AIM OF THE EXERCISE =>
Search the material for the string "values", then return every line where it is found.

Start of DATA

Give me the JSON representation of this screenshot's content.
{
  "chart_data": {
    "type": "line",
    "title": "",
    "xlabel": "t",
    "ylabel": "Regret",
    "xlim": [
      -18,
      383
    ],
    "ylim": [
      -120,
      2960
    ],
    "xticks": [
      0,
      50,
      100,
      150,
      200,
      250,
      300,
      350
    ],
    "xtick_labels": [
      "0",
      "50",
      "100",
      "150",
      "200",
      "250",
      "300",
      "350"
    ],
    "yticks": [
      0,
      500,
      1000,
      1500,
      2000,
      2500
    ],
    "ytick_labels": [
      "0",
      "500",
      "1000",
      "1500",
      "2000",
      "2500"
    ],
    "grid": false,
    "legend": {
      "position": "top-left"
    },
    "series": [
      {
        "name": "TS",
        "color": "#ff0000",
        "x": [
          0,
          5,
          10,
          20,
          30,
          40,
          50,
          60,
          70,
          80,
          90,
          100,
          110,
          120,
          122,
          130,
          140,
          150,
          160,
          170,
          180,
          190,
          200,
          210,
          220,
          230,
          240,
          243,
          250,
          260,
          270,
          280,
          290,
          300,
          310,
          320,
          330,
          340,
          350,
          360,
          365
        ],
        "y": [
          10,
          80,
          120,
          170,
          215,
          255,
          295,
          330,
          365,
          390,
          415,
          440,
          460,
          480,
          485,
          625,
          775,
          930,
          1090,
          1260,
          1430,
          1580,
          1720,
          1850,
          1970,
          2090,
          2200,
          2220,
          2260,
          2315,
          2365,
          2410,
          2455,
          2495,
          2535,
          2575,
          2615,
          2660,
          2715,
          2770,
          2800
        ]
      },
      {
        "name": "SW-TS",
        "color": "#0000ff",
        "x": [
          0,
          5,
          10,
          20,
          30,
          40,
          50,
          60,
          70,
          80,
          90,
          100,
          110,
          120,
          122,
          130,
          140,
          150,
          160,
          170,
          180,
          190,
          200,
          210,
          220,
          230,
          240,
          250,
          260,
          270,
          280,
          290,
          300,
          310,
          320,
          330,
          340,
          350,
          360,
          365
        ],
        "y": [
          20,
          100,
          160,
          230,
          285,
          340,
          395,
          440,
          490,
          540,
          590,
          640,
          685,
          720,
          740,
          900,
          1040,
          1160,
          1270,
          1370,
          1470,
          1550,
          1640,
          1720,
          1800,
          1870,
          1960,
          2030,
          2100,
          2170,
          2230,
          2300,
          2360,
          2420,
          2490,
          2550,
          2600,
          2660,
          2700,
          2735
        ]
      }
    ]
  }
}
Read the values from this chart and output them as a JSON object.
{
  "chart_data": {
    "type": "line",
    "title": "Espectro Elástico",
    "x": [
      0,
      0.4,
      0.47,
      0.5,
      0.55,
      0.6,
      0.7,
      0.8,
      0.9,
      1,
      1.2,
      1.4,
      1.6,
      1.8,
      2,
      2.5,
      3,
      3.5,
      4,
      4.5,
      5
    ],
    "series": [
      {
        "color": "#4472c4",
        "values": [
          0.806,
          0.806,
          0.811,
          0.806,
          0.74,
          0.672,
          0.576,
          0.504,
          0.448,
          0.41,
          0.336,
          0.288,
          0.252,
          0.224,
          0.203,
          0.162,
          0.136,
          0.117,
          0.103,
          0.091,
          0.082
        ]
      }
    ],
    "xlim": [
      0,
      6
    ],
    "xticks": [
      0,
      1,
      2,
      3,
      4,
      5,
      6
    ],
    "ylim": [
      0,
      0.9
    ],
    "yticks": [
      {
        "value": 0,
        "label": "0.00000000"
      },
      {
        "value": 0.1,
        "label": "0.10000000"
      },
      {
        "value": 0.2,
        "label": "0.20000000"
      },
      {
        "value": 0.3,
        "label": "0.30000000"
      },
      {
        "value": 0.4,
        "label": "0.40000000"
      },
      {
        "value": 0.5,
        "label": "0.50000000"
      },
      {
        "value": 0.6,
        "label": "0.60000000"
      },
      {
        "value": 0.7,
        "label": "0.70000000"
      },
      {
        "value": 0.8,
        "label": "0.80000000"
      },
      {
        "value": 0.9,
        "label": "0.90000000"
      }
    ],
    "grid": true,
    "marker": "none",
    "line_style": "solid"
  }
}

End of DATA

EXERCISE OUTPUT =>
Read the values from this chart and output them as a JSON object.
        "values": [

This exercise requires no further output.